- **Task input**
────────────────────

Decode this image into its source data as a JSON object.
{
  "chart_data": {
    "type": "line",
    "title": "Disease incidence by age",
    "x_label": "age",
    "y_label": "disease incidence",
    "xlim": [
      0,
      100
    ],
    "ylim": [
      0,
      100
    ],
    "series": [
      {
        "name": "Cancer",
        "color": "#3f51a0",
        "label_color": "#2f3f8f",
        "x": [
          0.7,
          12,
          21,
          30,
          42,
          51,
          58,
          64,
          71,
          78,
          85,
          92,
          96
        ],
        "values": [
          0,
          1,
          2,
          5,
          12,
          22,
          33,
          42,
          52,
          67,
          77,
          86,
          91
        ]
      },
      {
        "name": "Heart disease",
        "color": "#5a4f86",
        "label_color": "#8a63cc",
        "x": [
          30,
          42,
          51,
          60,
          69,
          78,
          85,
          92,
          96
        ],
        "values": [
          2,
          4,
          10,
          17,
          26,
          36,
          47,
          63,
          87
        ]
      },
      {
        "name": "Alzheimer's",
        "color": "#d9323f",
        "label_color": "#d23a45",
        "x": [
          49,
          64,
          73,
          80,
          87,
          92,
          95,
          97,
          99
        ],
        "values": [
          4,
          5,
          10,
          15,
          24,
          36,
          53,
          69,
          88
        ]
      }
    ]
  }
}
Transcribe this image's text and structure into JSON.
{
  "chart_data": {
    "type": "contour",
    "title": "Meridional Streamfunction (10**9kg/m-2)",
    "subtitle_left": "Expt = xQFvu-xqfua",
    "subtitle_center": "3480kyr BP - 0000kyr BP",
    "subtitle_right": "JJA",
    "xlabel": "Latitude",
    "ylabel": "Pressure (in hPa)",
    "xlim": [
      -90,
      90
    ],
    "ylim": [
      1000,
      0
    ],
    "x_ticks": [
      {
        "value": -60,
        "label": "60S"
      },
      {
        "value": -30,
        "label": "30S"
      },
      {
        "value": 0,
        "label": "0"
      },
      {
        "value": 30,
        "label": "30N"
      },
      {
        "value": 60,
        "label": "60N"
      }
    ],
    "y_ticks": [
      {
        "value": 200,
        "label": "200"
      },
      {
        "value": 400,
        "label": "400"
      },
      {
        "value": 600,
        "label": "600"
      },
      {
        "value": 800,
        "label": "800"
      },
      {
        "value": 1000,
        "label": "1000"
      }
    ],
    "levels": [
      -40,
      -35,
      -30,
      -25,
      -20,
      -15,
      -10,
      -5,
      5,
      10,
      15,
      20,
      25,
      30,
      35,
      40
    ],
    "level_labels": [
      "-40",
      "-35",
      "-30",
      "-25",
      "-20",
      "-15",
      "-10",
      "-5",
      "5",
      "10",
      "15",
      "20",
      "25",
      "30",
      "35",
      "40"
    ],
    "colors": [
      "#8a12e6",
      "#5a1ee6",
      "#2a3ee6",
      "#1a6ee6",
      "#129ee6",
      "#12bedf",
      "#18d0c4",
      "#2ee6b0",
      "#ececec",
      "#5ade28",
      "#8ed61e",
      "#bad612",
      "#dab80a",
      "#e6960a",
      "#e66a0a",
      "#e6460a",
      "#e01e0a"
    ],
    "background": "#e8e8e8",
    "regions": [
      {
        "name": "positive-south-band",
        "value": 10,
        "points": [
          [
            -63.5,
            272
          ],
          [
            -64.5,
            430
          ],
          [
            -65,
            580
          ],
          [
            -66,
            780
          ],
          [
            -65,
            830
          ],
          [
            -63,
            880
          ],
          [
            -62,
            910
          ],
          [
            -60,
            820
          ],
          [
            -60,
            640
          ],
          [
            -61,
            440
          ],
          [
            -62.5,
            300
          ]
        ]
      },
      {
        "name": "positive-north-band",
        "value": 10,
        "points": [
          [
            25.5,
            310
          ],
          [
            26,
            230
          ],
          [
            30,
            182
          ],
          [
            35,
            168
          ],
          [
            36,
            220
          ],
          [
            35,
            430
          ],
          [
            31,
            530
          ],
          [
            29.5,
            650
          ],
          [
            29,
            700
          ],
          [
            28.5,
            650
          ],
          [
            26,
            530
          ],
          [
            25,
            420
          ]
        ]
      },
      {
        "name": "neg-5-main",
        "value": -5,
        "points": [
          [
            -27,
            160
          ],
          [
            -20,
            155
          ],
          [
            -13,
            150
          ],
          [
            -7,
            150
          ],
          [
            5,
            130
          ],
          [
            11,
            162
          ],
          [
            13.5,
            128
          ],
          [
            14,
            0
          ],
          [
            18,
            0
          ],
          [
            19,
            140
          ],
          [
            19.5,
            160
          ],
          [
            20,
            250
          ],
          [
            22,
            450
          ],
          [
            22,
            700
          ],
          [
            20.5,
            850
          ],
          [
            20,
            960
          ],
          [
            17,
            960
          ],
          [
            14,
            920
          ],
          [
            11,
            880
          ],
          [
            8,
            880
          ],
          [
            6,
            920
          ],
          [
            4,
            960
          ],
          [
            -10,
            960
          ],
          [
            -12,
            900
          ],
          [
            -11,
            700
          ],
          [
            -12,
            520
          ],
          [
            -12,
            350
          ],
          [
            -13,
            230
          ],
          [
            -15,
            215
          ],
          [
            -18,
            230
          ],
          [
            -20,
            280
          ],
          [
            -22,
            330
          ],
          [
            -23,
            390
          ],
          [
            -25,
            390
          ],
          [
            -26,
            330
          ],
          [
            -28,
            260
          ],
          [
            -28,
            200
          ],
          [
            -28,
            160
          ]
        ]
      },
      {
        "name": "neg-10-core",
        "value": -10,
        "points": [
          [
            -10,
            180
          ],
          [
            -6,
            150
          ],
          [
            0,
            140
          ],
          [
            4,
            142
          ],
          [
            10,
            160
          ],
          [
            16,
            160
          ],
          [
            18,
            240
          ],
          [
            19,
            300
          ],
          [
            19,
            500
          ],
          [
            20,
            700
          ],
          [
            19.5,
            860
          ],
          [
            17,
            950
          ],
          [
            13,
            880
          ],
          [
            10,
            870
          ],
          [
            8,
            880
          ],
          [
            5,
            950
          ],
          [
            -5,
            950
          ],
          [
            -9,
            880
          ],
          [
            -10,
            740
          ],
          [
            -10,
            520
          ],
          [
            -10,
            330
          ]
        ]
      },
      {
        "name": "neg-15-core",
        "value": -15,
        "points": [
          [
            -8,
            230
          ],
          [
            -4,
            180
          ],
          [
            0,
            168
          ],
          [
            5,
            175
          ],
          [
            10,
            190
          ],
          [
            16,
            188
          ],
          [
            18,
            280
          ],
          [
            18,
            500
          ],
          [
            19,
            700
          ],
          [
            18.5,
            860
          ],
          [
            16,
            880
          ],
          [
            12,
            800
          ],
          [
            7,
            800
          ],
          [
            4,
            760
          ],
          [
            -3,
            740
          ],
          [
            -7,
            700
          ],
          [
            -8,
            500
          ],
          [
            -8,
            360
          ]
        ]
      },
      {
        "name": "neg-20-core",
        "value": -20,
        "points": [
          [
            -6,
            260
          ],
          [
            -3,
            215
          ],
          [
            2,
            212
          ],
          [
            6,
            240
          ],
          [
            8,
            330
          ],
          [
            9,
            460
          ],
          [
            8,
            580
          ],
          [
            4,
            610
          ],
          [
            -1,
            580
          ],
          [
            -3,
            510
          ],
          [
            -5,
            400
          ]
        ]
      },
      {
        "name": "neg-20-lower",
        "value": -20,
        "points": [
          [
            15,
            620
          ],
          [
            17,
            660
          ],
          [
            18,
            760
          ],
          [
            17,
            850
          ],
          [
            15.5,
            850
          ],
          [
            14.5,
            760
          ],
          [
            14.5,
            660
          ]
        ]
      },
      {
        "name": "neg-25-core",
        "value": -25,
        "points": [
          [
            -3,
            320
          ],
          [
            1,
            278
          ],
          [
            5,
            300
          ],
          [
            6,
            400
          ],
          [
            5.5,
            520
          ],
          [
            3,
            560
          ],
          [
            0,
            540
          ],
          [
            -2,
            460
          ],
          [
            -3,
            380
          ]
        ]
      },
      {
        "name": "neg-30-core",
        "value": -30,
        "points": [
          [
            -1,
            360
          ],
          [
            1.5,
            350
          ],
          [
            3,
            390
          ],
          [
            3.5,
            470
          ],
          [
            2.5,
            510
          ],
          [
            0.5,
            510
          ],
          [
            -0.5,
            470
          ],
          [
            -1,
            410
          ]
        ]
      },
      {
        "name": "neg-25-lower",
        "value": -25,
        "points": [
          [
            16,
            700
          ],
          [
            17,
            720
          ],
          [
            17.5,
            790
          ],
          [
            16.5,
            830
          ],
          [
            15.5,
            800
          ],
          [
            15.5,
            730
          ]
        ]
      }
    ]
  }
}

────────────────────

- **What you have to do**
Scan the listing above and copy all lines containing the word "JSON".

- **Expected answer**
Decode this image into its source data as a JSON object.
Transcribe this image's text and structure into JSON.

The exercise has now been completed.